**EXERCISE DIRECTIONS**
Transcribe the material word for word, but without the images.

/---

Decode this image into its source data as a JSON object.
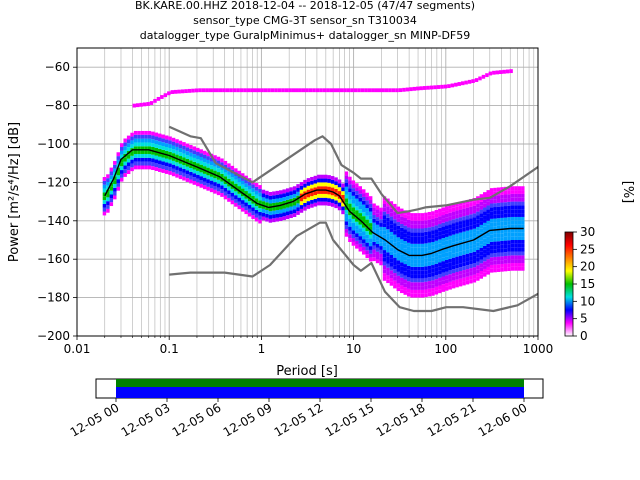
{
  "header": {
    "line1": "BK.KARE.00.HHZ   2018-12-04 -- 2018-12-05  (47/47 segments)",
    "line2": "sensor_type CMG-3T sensor_sn T310034",
    "line3": "datalogger_type GuralpMinimus+ datalogger_sn MINP-DF59"
  },
  "colorbar": {
    "label": "[%]",
    "ticks": [
      "0",
      "5",
      "10",
      "15",
      "20",
      "25",
      "30"
    ],
    "range": [
      0,
      30
    ],
    "colors": [
      "#ffffff",
      "#ff00ff",
      "#0000ff",
      "#00e0e0",
      "#00c000",
      "#ffff00",
      "#ff8000",
      "#ff0000",
      "#800000"
    ]
  },
  "timeline": {
    "tick_labels": [
      "12-05 00",
      "12-05 03",
      "12-05 06",
      "12-05 09",
      "12-05 12",
      "12-05 15",
      "12-05 18",
      "12-05 21",
      "12-06 00"
    ],
    "coverage_colors": [
      "#008000",
      "#0000ff"
    ]
  },
  "chart_data": {
    "type": "heatmap",
    "title": "BK.KARE.00.HHZ   2018-12-04 -- 2018-12-05  (47/47 segments)",
    "xlabel": "Period [s]",
    "ylabel": "Power [m²/s⁴/Hz] [dB]",
    "xscale": "log",
    "xlim": [
      0.01,
      1000
    ],
    "ylim": [
      -200,
      -50
    ],
    "x_tick_labels": [
      "0.01",
      "0.1",
      "1",
      "10",
      "100",
      "1000"
    ],
    "y_ticks": [
      -200,
      -180,
      -160,
      -140,
      -120,
      -100,
      -80,
      -60
    ],
    "grid": true,
    "series": [
      {
        "role": "noise-model-high",
        "color": "#707070",
        "x": [
          0.1,
          0.17,
          0.22,
          0.32,
          0.8,
          3.8,
          4.6,
          5.7,
          7.4,
          10,
          12,
          15.6,
          20,
          30,
          40,
          50,
          60,
          100,
          200,
          300,
          500,
          1000
        ],
        "y": [
          -91,
          -96,
          -97,
          -110,
          -120,
          -98,
          -96,
          -100,
          -111,
          -115,
          -118,
          -118,
          -126,
          -136,
          -135,
          -134,
          -133,
          -132,
          -129,
          -128,
          -122,
          -112
        ]
      },
      {
        "role": "noise-model-low",
        "color": "#707070",
        "x": [
          0.1,
          0.17,
          0.4,
          0.8,
          1.24,
          2.4,
          4.3,
          5,
          6,
          10,
          12,
          15.6,
          21.9,
          31.6,
          45,
          70,
          101,
          154,
          328,
          600,
          1000
        ],
        "y": [
          -168,
          -167,
          -167,
          -169,
          -163,
          -148,
          -141,
          -141,
          -150,
          -163,
          -166,
          -162,
          -177,
          -185,
          -187,
          -187,
          -185,
          -185,
          -187,
          -184,
          -178
        ]
      },
      {
        "role": "mode",
        "color": "#000000",
        "x": [
          0.02,
          0.025,
          0.03,
          0.04,
          0.06,
          0.1,
          0.2,
          0.35,
          0.6,
          0.9,
          1.2,
          1.6,
          2.2,
          3,
          4,
          5,
          6,
          7,
          9,
          12,
          16,
          22,
          30,
          40,
          55,
          70,
          90,
          120,
          200,
          300,
          500,
          700
        ],
        "y": [
          -127,
          -118,
          -108,
          -103,
          -103,
          -106,
          -112,
          -117,
          -125,
          -131,
          -133,
          -132,
          -130,
          -126,
          -124,
          -124,
          -125,
          -127,
          -135,
          -140,
          -146,
          -150,
          -155,
          -158,
          -158,
          -157,
          -155,
          -153,
          -150,
          -145,
          -144,
          -144
        ]
      },
      {
        "role": "upper-envelope",
        "color": "#ff00ff",
        "x": [
          0.04,
          0.06,
          0.07,
          0.1,
          0.2,
          0.4,
          1,
          2,
          5,
          10,
          20,
          30,
          50,
          100,
          200,
          300,
          500
        ],
        "y": [
          -80,
          -79,
          -77,
          -73,
          -72,
          -72,
          -72,
          -72,
          -72,
          -72,
          -72,
          -72,
          -71,
          -70,
          -67,
          -63,
          -62
        ]
      }
    ]
  }
}
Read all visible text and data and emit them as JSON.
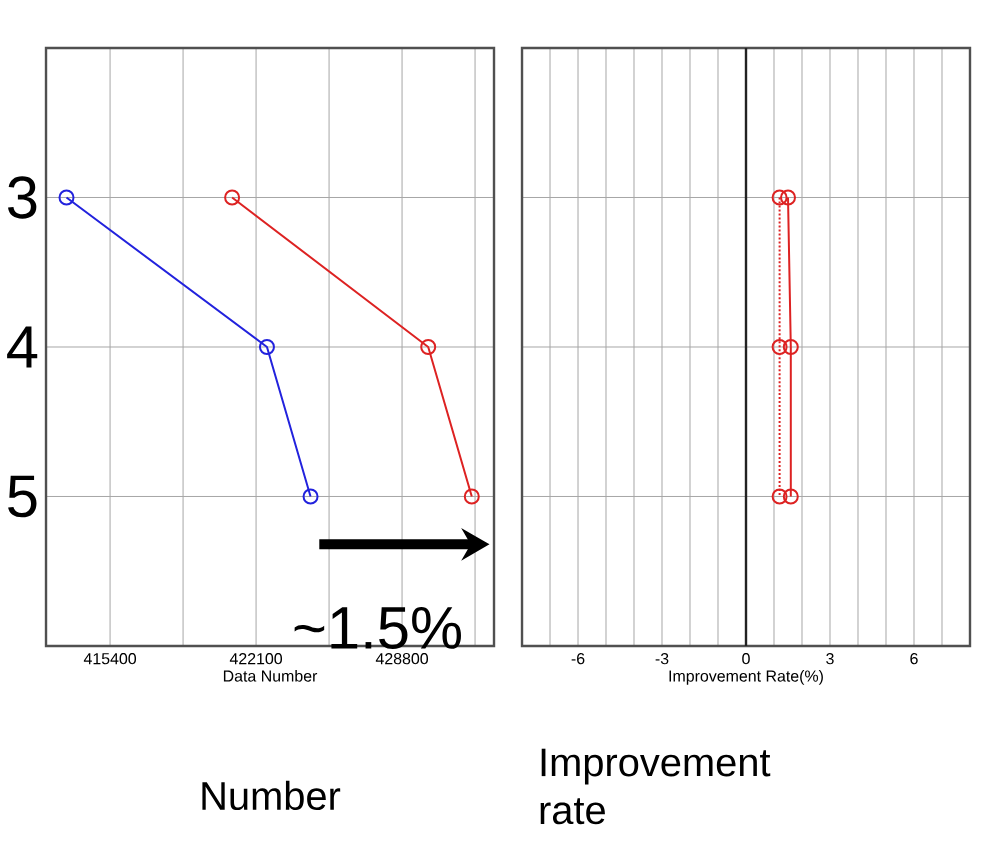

\---

**ANSWER BELOW**
Decode this image into its source data as a JSON object.
{
  "header": {
    "line1": "BK.KARE.00.HHZ   2018-12-04 -- 2018-12-05  (47/47 segments)",
    "line2": "sensor_type CMG-3T sensor_sn T310034",
    "line3": "datalogger_type GuralpMinimus+ datalogger_sn MINP-DF59"
  },
  "colorbar": {
    "label": "[%]",
    "ticks": [
      "0",
      "5",
      "10",
      "15",
      "20",
      "25",
      "30"
    ],
    "range": [
      0,
      30
    ],
    "colors": [
      "#ffffff",
      "#ff00ff",
      "#0000ff",
      "#00e0e0",
      "#00c000",
      "#ffff00",
      "#ff8000",
      "#ff0000",
      "#800000"
    ]
  },
  "timeline": {
    "tick_labels": [
      "12-05 00",
      "12-05 03",
      "12-05 06",
      "12-05 09",
      "12-05 12",
      "12-05 15",
      "12-05 18",
      "12-05 21",
      "12-06 00"
    ],
    "coverage_colors": [
      "#008000",
      "#0000ff"
    ]
  },
  "chart_data": {
    "type": "heatmap",
    "title": "BK.KARE.00.HHZ   2018-12-04 -- 2018-12-05  (47/47 segments)",
    "xlabel": "Period [s]",
    "ylabel": "Power [m²/s⁴/Hz] [dB]",
    "xscale": "log",
    "xlim": [
      0.01,
      1000
    ],
    "ylim": [
      -200,
      -50
    ],
    "x_tick_labels": [
      "0.01",
      "0.1",
      "1",
      "10",
      "100",
      "1000"
    ],
    "y_ticks": [
      -200,
      -180,
      -160,
      -140,
      -120,
      -100,
      -80,
      -60
    ],
    "grid": true,
    "series": [
      {
        "role": "noise-model-high",
        "color": "#707070",
        "x": [
          0.1,
          0.17,
          0.22,
          0.32,
          0.8,
          3.8,
          4.6,
          5.7,
          7.4,
          10,
          12,
          15.6,
          20,
          30,
          40,
          50,
          60,
          100,
          200,
          300,
          500,
          1000
        ],
        "y": [
          -91,
          -96,
          -97,
          -110,
          -120,
          -98,
          -96,
          -100,
          -111,
          -115,
          -118,
          -118,
          -126,
          -136,
          -135,
          -134,
          -133,
          -132,
          -129,
          -128,
          -122,
          -112
        ]
      },
      {
        "role": "noise-model-low",
        "color": "#707070",
        "x": [
          0.1,
          0.17,
          0.4,
          0.8,
          1.24,
          2.4,
          4.3,
          5,
          6,
          10,
          12,
          15.6,
          21.9,
          31.6,
          45,
          70,
          101,
          154,
          328,
          600,
          1000
        ],
        "y": [
          -168,
          -167,
          -167,
          -169,
          -163,
          -148,
          -141,
          -141,
          -150,
          -163,
          -166,
          -162,
          -177,
          -185,
          -187,
          -187,
          -185,
          -185,
          -187,
          -184,
          -178
        ]
      },
      {
        "role": "mode",
        "color": "#000000",
        "x": [
          0.02,
          0.025,
          0.03,
          0.04,
          0.06,
          0.1,
          0.2,
          0.35,
          0.6,
          0.9,
          1.2,
          1.6,
          2.2,
          3,
          4,
          5,
          6,
          7,
          9,
          12,
          16,
          22,
          30,
          40,
          55,
          70,
          90,
          120,
          200,
          300,
          500,
          700
        ],
        "y": [
          -127,
          -118,
          -108,
          -103,
          -103,
          -106,
          -112,
          -117,
          -125,
          -131,
          -133,
          -132,
          -130,
          -126,
          -124,
          -124,
          -125,
          -127,
          -135,
          -140,
          -146,
          -150,
          -155,
          -158,
          -158,
          -157,
          -155,
          -153,
          -150,
          -145,
          -144,
          -144
        ]
      },
      {
        "role": "upper-envelope",
        "color": "#ff00ff",
        "x": [
          0.04,
          0.06,
          0.07,
          0.1,
          0.2,
          0.4,
          1,
          2,
          5,
          10,
          20,
          30,
          50,
          100,
          200,
          300,
          500
        ],
        "y": [
          -80,
          -79,
          -77,
          -73,
          -72,
          -72,
          -72,
          -72,
          -72,
          -72,
          -72,
          -72,
          -71,
          -70,
          -67,
          -63,
          -62
        ]
      }
    ]
  }
}
Read all visible text and data and emit them as JSON.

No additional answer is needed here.